### [What you need to do]
In the data, extract each line that holds the string "αὐτῶν".

### [Source records]

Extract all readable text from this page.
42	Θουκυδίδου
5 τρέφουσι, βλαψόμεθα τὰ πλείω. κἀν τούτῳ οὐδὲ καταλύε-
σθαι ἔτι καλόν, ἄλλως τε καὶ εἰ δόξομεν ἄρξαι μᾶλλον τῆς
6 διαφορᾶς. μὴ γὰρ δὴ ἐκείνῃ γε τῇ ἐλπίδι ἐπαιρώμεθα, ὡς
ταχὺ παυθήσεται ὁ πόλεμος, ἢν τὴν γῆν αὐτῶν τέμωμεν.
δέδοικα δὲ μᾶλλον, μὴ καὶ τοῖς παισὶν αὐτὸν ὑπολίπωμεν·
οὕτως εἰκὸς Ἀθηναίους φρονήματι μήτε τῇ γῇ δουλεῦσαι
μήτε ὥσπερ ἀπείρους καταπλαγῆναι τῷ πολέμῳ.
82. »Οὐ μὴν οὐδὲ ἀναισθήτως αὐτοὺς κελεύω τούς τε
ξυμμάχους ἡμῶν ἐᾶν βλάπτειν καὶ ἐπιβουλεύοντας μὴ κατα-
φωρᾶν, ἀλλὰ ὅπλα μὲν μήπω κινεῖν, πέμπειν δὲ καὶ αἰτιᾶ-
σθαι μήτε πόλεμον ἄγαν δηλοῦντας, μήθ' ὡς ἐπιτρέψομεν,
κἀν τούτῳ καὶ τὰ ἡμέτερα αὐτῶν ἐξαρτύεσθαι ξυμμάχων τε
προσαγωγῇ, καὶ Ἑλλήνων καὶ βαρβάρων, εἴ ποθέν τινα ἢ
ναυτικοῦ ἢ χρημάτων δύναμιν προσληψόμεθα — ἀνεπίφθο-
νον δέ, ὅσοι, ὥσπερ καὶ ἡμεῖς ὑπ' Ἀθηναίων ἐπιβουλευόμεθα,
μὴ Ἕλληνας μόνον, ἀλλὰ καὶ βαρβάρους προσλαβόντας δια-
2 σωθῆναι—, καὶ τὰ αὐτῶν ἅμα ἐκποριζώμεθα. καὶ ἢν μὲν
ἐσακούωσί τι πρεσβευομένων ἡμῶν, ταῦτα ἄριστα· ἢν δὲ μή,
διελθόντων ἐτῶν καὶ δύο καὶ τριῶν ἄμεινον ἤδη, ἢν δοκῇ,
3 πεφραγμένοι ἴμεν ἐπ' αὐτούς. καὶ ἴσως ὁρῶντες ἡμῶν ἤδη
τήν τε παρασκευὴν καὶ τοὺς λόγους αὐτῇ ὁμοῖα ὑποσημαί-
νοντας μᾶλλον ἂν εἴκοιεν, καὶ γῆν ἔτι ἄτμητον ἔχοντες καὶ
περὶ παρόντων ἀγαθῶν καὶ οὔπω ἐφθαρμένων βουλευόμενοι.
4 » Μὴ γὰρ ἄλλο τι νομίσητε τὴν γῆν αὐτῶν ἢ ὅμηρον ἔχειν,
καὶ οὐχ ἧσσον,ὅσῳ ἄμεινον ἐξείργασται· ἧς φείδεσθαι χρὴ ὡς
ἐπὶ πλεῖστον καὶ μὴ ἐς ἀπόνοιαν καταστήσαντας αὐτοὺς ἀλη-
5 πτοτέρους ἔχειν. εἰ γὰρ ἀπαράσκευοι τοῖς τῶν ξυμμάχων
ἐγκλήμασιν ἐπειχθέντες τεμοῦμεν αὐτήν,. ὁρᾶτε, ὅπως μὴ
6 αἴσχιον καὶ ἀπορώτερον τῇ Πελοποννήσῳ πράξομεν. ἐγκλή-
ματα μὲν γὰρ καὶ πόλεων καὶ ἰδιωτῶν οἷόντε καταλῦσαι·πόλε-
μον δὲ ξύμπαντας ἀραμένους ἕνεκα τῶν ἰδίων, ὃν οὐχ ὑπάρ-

### [Result below]
ταχὺ παυθήσεται ὁ πόλεμος, ἢν τὴν γῆν αὐτῶν τέμωμεν.
κἀν τούτῳ καὶ τὰ ἡμέτερα αὐτῶν ἐξαρτύεσθαι ξυμμάχων τε
2 σωθῆναι—, καὶ τὰ αὐτῶν ἅμα ἐκποριζώμεθα. καὶ ἢν μὲν
4 » Μὴ γὰρ ἄλλο τι νομίσητε τὴν γῆν αὐτῶν ἢ ὅμηρον ἔχειν,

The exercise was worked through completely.